## start Information provided
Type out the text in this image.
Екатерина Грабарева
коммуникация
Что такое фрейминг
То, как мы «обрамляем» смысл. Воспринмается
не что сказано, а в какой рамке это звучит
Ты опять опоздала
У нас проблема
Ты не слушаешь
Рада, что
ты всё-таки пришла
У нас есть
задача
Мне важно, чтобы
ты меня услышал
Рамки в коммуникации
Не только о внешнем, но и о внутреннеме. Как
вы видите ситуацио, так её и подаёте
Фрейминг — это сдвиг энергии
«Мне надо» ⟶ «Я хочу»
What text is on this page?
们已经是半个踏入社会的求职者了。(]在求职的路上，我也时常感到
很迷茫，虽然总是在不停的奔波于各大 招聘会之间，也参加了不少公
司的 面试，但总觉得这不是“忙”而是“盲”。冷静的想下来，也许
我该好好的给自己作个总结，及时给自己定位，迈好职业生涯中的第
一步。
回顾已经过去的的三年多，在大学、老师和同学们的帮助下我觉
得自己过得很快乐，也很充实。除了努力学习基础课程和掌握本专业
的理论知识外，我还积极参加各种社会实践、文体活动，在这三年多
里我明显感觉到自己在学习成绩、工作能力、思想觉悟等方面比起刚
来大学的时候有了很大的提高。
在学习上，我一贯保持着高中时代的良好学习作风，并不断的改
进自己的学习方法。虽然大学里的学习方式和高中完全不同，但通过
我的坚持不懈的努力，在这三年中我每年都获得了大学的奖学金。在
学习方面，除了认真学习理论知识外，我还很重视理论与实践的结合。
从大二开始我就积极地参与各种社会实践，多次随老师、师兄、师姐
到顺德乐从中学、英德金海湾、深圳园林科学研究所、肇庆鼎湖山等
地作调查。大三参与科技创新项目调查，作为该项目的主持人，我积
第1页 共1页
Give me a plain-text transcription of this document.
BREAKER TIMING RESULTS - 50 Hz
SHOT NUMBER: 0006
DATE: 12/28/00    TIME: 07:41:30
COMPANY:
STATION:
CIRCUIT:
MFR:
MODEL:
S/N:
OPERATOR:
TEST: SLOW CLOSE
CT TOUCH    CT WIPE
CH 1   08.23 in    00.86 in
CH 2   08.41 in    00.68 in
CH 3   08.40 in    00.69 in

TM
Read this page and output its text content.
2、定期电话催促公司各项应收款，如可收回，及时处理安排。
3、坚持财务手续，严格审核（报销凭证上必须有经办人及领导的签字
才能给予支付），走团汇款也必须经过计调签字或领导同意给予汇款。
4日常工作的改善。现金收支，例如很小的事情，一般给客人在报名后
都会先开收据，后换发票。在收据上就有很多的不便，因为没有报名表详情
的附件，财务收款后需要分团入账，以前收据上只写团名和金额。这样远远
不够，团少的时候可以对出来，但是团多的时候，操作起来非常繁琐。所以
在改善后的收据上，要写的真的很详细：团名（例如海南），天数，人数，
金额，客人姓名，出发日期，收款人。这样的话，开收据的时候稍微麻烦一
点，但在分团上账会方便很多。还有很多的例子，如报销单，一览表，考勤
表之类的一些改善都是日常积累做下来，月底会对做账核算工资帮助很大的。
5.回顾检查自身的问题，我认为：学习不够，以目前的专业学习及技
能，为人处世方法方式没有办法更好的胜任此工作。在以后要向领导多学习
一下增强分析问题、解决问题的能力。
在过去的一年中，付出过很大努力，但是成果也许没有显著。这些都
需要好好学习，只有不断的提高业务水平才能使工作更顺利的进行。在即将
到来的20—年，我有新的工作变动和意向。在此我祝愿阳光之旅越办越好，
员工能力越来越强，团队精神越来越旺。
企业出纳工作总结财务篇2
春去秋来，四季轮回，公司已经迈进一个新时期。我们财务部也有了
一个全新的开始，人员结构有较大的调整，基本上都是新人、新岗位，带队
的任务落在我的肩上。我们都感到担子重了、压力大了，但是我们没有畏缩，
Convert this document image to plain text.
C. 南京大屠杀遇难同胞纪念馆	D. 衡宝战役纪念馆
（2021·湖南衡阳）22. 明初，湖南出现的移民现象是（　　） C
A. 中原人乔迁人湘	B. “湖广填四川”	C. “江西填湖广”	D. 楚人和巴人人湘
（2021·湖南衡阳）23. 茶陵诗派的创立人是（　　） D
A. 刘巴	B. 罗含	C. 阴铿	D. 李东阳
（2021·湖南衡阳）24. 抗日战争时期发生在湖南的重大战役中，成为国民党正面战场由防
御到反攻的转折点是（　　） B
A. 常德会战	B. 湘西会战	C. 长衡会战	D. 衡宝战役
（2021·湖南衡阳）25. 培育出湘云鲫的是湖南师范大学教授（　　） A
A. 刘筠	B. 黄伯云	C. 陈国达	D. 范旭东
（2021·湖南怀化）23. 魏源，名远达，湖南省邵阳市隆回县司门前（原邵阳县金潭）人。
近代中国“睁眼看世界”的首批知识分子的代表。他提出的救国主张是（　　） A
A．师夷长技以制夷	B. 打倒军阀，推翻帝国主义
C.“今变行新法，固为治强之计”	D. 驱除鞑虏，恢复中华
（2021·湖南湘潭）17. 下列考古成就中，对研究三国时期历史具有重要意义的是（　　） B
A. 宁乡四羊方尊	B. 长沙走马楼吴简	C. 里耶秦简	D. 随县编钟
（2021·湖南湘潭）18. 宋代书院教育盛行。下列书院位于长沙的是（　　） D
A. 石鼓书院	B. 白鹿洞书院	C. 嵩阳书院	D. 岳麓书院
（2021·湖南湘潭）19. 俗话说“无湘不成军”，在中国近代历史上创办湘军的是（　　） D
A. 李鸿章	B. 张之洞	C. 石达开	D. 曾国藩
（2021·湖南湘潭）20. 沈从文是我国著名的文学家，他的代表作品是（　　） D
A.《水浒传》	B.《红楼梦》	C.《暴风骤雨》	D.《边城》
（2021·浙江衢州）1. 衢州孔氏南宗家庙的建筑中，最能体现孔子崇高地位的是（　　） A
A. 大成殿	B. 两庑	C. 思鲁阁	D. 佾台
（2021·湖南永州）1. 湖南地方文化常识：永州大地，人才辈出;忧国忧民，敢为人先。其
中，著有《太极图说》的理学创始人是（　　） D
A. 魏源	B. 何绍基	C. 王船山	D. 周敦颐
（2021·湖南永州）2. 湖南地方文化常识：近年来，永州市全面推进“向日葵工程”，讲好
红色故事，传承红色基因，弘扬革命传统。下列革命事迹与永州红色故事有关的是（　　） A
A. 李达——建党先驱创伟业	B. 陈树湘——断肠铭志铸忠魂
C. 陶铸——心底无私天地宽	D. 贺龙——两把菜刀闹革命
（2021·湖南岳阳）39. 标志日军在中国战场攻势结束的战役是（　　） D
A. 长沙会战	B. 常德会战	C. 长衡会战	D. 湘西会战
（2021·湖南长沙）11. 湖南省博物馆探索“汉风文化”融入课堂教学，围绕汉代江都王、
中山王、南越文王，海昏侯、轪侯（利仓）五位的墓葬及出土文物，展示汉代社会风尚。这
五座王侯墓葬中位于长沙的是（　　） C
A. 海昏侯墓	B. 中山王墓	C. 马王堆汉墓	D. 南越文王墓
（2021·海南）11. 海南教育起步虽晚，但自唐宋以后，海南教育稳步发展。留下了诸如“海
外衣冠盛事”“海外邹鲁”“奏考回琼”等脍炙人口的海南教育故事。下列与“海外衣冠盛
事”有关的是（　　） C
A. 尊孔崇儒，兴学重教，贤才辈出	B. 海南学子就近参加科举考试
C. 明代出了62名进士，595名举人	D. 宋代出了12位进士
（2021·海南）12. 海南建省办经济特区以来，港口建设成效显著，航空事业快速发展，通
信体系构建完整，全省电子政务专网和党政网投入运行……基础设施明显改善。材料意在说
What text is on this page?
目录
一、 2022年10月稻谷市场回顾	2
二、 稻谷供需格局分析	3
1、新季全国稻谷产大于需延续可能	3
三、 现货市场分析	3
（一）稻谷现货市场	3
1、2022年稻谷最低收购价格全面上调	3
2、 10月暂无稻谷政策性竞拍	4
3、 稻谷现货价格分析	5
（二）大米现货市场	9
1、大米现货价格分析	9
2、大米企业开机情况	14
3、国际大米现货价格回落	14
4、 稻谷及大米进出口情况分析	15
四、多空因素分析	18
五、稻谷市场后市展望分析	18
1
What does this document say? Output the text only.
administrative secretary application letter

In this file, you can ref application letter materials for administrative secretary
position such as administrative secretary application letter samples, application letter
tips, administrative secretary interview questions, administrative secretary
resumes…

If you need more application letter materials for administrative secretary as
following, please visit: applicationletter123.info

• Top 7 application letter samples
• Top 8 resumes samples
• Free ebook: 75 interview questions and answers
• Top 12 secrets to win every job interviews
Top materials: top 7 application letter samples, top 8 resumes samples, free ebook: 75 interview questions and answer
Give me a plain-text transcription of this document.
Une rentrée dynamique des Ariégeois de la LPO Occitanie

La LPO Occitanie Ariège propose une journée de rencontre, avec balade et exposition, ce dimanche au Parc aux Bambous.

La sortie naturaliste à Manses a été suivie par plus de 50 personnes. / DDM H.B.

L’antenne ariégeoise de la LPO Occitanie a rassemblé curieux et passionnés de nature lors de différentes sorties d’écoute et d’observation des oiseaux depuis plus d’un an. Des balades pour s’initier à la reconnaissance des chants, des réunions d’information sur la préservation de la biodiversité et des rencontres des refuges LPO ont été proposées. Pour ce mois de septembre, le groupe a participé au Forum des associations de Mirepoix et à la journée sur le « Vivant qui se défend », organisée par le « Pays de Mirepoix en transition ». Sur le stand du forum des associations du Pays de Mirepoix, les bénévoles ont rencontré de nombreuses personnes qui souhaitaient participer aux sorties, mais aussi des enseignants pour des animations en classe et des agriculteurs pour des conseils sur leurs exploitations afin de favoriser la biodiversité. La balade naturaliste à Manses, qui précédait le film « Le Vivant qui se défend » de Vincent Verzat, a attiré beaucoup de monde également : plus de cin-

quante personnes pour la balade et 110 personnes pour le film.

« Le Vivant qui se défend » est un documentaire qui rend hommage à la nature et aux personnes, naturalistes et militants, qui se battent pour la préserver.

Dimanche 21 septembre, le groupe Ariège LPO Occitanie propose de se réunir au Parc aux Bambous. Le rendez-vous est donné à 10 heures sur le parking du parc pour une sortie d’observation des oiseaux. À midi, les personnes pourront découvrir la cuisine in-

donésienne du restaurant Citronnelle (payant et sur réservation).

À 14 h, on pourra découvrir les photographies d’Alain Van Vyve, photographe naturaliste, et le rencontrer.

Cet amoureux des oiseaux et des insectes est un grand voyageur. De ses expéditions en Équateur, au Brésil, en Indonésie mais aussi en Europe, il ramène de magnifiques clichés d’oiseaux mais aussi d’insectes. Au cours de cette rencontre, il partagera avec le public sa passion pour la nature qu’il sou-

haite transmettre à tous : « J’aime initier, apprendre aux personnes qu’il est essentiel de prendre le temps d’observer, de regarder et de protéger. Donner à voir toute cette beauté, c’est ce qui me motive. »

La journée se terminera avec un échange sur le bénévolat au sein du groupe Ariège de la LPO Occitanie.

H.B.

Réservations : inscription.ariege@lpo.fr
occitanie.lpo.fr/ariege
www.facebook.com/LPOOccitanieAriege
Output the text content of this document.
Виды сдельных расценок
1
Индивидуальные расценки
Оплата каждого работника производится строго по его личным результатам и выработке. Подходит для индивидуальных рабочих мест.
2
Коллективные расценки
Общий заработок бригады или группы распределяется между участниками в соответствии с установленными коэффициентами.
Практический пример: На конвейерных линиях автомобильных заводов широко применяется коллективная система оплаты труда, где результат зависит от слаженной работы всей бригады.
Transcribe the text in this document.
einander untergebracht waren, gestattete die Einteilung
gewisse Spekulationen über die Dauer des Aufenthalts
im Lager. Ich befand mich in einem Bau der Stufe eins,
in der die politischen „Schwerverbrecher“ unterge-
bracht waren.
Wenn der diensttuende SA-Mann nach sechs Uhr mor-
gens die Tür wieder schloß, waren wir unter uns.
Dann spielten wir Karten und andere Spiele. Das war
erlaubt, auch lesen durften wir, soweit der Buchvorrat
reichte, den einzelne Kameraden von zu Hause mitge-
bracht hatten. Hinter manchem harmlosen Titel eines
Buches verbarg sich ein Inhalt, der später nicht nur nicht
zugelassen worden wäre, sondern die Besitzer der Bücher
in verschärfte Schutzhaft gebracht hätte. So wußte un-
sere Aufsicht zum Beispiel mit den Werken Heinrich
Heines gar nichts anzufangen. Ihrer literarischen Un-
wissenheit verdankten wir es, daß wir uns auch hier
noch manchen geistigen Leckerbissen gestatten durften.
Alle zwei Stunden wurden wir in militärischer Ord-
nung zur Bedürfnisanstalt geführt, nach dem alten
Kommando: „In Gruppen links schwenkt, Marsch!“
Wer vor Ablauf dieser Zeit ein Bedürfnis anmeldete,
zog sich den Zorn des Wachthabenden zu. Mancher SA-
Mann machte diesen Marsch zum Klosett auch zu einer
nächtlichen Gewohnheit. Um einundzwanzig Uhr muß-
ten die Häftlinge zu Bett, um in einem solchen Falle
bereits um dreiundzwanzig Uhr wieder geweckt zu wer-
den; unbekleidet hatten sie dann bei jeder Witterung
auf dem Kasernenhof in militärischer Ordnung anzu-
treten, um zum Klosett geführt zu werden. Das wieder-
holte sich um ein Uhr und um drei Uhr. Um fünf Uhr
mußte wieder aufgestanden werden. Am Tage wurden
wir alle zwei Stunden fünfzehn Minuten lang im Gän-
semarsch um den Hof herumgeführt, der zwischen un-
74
## end Information provided
Aim of the task — Find each line that has the word "湖南衡阳", then copy it out.

The completed task —
（2021·湖南衡阳）22. 明初，湖南出现的移民现象是（　　） C
（2021·湖南衡阳）23. 茶陵诗派的创立人是（　　） D
（2021·湖南衡阳）24. 抗日战争时期发生在湖南的重大战役中，成为国民党正面战场由防
（2021·湖南衡阳）25. 培育出湘云鲫的是湖南师范大学教授（　　） A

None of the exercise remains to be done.